----- ITEMS

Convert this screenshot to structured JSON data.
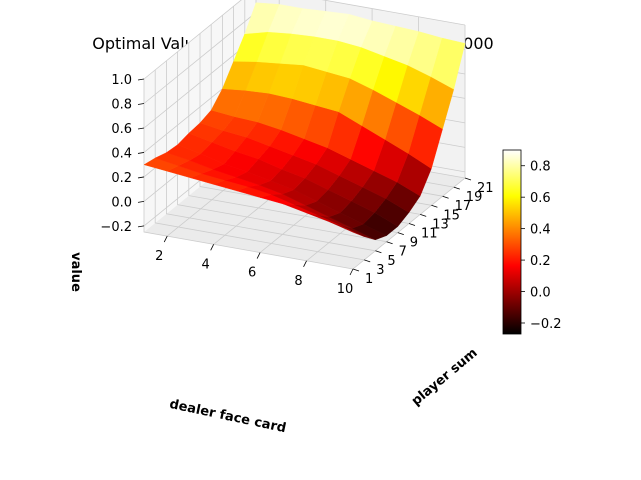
{
  "chart_data": {
    "type": "surface",
    "title": "Optimal Value Function V*(s) for episode 1000000",
    "xlabel": "dealer face card",
    "ylabel": "player sum",
    "zlabel": "value",
    "x": [
      1,
      2,
      3,
      4,
      5,
      6,
      7,
      8,
      9,
      10
    ],
    "y": [
      1,
      3,
      5,
      7,
      9,
      11,
      13,
      15,
      17,
      19,
      21
    ],
    "x_ticks": [
      "2",
      "4",
      "6",
      "8",
      "10"
    ],
    "y_ticks": [
      "1",
      "3",
      "5",
      "7",
      "9",
      "11",
      "13",
      "15",
      "17",
      "19",
      "21"
    ],
    "z_ticks": [
      "−0.2",
      "0.0",
      "0.2",
      "0.4",
      "0.6",
      "0.8",
      "1.0"
    ],
    "zlim": [
      -0.25,
      1.0
    ],
    "colormap": "hot",
    "colorbar": {
      "range": [
        -0.27,
        0.9
      ],
      "ticks": [
        "−0.2",
        "0.0",
        "0.2",
        "0.4",
        "0.6",
        "0.8"
      ]
    },
    "values": [
      [
        0.3,
        0.28,
        0.25,
        0.24,
        0.26,
        0.27,
        0.3,
        0.4,
        0.55,
        0.7,
        0.88
      ],
      [
        0.28,
        0.25,
        0.22,
        0.2,
        0.22,
        0.24,
        0.28,
        0.42,
        0.58,
        0.75,
        0.9
      ],
      [
        0.26,
        0.22,
        0.18,
        0.15,
        0.18,
        0.22,
        0.27,
        0.43,
        0.6,
        0.77,
        0.9
      ],
      [
        0.24,
        0.2,
        0.15,
        0.12,
        0.15,
        0.18,
        0.24,
        0.42,
        0.62,
        0.78,
        0.91
      ],
      [
        0.22,
        0.18,
        0.12,
        0.08,
        0.1,
        0.14,
        0.2,
        0.4,
        0.6,
        0.78,
        0.92
      ],
      [
        0.2,
        0.15,
        0.08,
        0.04,
        0.06,
        0.1,
        0.16,
        0.38,
        0.58,
        0.76,
        0.9
      ],
      [
        0.18,
        0.1,
        0.02,
        -0.02,
        0.0,
        0.04,
        0.1,
        0.3,
        0.52,
        0.72,
        0.89
      ],
      [
        0.14,
        0.05,
        -0.04,
        -0.08,
        -0.06,
        -0.02,
        0.04,
        0.22,
        0.45,
        0.68,
        0.88
      ],
      [
        0.1,
        0.0,
        -0.1,
        -0.14,
        -0.12,
        -0.08,
        -0.02,
        0.14,
        0.38,
        0.62,
        0.86
      ],
      [
        0.05,
        -0.06,
        -0.16,
        -0.2,
        -0.2,
        -0.16,
        -0.1,
        0.05,
        0.3,
        0.55,
        0.85
      ]
    ]
  }
}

----------

* **YOUR TASK**: Reproduce the entries above word for word. Pictures stay out.

* **WRITTEN SOLUTION**:
Convert this screenshot to structured JSON data.
{
  "chart_data": {
    "type": "surface",
    "title": "Optimal Value Function V*(s) for episode 1000000",
    "xlabel": "dealer face card",
    "ylabel": "player sum",
    "zlabel": "value",
    "x": [
      1,
      2,
      3,
      4,
      5,
      6,
      7,
      8,
      9,
      10
    ],
    "y": [
      1,
      3,
      5,
      7,
      9,
      11,
      13,
      15,
      17,
      19,
      21
    ],
    "x_ticks": [
      "2",
      "4",
      "6",
      "8",
      "10"
    ],
    "y_ticks": [
      "1",
      "3",
      "5",
      "7",
      "9",
      "11",
      "13",
      "15",
      "17",
      "19",
      "21"
    ],
    "z_ticks": [
      "−0.2",
      "0.0",
      "0.2",
      "0.4",
      "0.6",
      "0.8",
      "1.0"
    ],
    "zlim": [
      -0.25,
      1.0
    ],
    "colormap": "hot",
    "colorbar": {
      "range": [
        -0.27,
        0.9
      ],
      "ticks": [
        "−0.2",
        "0.0",
        "0.2",
        "0.4",
        "0.6",
        "0.8"
      ]
    },
    "values": [
      [
        0.3,
        0.28,
        0.25,
        0.24,
        0.26,
        0.27,
        0.3,
        0.4,
        0.55,
        0.7,
        0.88
      ],
      [
        0.28,
        0.25,
        0.22,
        0.2,
        0.22,
        0.24,
        0.28,
        0.42,
        0.58,
        0.75,
        0.9
      ],
      [
        0.26,
        0.22,
        0.18,
        0.15,
        0.18,
        0.22,
        0.27,
        0.43,
        0.6,
        0.77,
        0.9
      ],
      [
        0.24,
        0.2,
        0.15,
        0.12,
        0.15,
        0.18,
        0.24,
        0.42,
        0.62,
        0.78,
        0.91
      ],
      [
        0.22,
        0.18,
        0.12,
        0.08,
        0.1,
        0.14,
        0.2,
        0.4,
        0.6,
        0.78,
        0.92
      ],
      [
        0.2,
        0.15,
        0.08,
        0.04,
        0.06,
        0.1,
        0.16,
        0.38,
        0.58,
        0.76,
        0.9
      ],
      [
        0.18,
        0.1,
        0.02,
        -0.02,
        0.0,
        0.04,
        0.1,
        0.3,
        0.52,
        0.72,
        0.89
      ],
      [
        0.14,
        0.05,
        -0.04,
        -0.08,
        -0.06,
        -0.02,
        0.04,
        0.22,
        0.45,
        0.68,
        0.88
      ],
      [
        0.1,
        0.0,
        -0.1,
        -0.14,
        -0.12,
        -0.08,
        -0.02,
        0.14,
        0.38,
        0.62,
        0.86
      ],
      [
        0.05,
        -0.06,
        -0.16,
        -0.2,
        -0.2,
        -0.16,
        -0.1,
        0.05,
        0.3,
        0.55,
        0.85
      ]
    ]
  }
}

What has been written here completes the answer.